• [TASK REQUIREMENTS] Write out all the material exactly. Leave nothing out.

Saved entries:
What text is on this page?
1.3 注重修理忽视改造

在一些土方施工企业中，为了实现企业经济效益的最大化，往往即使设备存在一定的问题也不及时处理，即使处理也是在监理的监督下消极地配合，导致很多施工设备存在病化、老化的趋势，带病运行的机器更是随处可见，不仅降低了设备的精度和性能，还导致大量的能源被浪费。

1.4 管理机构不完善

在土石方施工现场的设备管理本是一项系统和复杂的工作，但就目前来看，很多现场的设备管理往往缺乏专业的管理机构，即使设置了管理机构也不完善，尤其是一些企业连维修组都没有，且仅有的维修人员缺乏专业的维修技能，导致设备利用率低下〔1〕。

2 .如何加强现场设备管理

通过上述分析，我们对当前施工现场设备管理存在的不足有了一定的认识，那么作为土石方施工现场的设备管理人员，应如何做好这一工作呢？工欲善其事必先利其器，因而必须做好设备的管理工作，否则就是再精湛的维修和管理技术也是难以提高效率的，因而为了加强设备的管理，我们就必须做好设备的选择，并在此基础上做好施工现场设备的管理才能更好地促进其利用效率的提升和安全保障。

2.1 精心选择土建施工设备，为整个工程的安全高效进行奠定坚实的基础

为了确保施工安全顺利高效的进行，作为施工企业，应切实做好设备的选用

• [ANSWER IN FULL]
What text is on this page?
1.3 注重修理忽视改造

在一些土方施工企业中，为了实现企业经济效益的最大化，往往即使设备存在一定的问题也不及时处理，即使处理也是在监理的监督下消极地配合，导致很多施工设备存在病化、老化的趋势，带病运行的机器更是随处可见，不仅降低了设备的精度和性能，还导致大量的能源被浪费。

1.4 管理机构不完善

在土石方施工现场的设备管理本是一项系统和复杂的工作，但就目前来看，很多现场的设备管理往往缺乏专业的管理机构，即使设置了管理机构也不完善，尤其是一些企业连维修组都没有，且仅有的维修人员缺乏专业的维修技能，导致设备利用率低下〔1〕。

2 .如何加强现场设备管理

通过上述分析，我们对当前施工现场设备管理存在的不足有了一定的认识，那么作为土石方施工现场的设备管理人员，应如何做好这一工作呢？工欲善其事必先利其器，因而必须做好设备的管理工作，否则就是再精湛的维修和管理技术也是难以提高效率的，因而为了加强设备的管理，我们就必须做好设备的选择，并在此基础上做好施工现场设备的管理才能更好地促进其利用效率的提升和安全保障。

2.1 精心选择土建施工设备，为整个工程的安全高效进行奠定坚实的基础

为了确保施工安全顺利高效的进行，作为施工企业，应切实做好设备的选用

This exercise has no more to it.